=== Stated task ===
Return all lines from the listing below in which the string "JSON" occurs.

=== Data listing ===

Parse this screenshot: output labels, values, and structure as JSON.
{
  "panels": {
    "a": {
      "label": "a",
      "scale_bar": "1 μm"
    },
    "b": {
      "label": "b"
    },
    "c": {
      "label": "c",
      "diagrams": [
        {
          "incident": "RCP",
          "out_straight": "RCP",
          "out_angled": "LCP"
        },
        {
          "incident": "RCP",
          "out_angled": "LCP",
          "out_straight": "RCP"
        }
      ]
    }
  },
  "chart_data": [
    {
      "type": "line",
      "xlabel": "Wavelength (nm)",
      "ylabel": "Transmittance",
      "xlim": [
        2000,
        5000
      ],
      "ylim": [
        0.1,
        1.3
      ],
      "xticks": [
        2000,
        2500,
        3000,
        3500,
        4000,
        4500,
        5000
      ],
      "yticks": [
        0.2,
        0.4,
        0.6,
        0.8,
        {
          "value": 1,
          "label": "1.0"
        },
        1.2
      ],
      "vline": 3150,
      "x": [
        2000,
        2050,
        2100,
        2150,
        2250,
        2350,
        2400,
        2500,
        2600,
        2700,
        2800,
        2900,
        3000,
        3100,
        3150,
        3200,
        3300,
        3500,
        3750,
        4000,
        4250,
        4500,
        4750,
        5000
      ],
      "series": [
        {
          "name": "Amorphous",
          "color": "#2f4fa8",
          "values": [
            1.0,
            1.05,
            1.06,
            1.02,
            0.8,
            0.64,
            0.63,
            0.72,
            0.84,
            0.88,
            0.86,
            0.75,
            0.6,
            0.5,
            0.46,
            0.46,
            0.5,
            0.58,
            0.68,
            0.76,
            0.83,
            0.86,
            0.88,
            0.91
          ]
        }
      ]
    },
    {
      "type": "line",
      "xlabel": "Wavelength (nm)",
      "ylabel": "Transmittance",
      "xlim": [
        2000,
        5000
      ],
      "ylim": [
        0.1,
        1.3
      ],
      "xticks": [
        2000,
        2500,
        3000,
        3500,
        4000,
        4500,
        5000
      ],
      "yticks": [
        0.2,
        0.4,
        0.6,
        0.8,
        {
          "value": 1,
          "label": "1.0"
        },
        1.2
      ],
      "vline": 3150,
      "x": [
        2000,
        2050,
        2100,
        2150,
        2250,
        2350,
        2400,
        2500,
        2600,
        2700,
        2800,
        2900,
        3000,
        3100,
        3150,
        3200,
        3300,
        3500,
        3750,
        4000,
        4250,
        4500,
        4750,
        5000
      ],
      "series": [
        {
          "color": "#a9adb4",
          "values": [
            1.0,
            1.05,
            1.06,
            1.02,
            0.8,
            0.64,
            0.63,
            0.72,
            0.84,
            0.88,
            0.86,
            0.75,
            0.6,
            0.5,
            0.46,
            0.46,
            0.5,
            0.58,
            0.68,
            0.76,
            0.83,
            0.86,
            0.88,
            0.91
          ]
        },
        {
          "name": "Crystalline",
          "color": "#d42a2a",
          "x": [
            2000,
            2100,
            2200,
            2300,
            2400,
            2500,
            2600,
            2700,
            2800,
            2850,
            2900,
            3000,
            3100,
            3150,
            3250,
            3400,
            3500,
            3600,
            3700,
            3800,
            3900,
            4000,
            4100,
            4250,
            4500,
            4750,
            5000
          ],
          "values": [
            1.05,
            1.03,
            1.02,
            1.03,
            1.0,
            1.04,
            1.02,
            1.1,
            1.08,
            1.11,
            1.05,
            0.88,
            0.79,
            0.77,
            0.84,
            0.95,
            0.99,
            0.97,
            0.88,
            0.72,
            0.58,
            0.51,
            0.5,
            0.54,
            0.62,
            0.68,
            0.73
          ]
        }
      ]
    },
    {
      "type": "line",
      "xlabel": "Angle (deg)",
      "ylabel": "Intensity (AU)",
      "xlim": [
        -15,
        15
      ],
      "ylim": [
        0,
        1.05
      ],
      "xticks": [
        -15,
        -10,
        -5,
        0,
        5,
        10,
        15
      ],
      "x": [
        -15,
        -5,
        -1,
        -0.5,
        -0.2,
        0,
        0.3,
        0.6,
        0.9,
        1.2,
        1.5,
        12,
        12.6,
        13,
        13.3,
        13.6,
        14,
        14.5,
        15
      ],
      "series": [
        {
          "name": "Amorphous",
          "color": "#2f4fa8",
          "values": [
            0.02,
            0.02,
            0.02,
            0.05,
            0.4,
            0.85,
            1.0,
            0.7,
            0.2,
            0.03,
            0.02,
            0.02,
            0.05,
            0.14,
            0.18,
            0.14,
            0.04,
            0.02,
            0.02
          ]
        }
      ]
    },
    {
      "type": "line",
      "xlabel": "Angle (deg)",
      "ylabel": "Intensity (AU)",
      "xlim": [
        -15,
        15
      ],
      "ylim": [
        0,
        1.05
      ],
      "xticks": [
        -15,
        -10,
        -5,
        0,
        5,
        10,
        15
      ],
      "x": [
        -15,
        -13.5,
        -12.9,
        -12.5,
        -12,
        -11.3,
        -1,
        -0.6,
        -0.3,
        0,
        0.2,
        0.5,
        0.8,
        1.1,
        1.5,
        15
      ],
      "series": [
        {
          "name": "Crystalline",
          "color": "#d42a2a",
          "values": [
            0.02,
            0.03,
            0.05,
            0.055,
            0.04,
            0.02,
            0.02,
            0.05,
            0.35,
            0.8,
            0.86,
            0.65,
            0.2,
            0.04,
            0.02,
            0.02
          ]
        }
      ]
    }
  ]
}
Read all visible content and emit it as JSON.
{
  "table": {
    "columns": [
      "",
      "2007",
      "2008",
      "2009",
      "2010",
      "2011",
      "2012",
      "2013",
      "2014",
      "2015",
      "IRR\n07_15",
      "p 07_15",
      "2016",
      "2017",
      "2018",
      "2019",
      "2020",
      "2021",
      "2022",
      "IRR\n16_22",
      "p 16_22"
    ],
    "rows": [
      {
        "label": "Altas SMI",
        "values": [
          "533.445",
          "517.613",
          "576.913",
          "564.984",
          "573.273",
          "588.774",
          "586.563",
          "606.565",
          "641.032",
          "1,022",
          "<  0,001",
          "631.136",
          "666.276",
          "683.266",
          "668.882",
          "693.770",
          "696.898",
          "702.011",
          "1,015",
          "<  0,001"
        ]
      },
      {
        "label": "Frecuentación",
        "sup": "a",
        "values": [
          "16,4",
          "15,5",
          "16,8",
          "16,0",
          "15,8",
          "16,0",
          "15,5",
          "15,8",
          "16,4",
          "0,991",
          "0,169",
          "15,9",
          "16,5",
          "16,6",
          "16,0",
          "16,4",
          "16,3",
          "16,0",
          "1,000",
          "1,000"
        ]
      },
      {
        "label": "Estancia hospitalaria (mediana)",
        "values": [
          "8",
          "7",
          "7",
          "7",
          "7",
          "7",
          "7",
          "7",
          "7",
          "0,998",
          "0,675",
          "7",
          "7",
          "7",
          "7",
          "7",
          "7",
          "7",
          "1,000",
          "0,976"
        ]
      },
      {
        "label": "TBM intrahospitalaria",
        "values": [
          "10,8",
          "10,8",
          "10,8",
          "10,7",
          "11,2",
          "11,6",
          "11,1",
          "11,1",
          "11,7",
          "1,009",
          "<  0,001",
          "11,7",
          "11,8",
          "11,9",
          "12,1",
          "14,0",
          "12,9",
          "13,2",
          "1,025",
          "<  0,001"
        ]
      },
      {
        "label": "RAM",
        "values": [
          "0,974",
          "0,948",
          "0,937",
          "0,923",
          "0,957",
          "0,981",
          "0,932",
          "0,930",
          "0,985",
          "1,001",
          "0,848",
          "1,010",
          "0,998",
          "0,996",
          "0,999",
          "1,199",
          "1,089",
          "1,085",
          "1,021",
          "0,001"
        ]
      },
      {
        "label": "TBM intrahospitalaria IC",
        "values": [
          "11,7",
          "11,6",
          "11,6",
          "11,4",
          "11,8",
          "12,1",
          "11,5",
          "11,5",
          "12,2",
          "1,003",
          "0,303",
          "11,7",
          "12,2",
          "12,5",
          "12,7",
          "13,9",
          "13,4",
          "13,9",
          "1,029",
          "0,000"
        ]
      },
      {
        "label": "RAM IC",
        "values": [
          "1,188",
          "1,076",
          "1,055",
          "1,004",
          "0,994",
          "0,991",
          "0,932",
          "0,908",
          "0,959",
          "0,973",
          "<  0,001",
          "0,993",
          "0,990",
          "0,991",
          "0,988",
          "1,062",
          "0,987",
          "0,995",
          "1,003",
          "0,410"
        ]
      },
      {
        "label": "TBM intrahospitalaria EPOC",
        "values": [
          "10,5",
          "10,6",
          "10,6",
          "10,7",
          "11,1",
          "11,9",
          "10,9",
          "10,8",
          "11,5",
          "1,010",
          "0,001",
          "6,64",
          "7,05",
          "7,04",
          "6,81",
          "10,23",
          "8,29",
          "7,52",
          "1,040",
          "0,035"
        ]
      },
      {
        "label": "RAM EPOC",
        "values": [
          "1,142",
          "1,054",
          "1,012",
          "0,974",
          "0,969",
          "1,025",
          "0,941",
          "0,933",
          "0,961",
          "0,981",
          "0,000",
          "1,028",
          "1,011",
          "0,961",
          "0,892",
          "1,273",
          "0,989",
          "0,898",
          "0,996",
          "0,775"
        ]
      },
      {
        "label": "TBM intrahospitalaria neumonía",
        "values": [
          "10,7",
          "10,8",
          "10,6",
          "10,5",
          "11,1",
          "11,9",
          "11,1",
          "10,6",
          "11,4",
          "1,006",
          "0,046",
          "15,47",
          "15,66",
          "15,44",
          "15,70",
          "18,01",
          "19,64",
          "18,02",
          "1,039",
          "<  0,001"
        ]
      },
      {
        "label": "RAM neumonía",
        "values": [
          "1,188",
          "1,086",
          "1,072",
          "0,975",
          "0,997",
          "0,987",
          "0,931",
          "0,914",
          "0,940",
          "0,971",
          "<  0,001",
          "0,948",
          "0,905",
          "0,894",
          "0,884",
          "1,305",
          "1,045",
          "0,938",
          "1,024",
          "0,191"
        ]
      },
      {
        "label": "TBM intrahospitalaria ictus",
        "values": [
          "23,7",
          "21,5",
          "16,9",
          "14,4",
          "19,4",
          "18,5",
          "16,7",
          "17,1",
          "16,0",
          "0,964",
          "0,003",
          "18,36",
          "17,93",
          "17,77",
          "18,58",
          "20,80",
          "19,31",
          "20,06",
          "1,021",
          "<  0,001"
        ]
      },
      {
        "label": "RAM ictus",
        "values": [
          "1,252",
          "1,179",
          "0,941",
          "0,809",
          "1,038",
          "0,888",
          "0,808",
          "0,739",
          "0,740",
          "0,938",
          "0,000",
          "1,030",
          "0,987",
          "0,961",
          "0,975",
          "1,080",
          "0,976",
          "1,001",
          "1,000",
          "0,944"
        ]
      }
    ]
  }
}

=== Response for this exercise ===
Parse this screenshot: output labels, values, and structure as JSON.
Read all visible content and emit it as JSON.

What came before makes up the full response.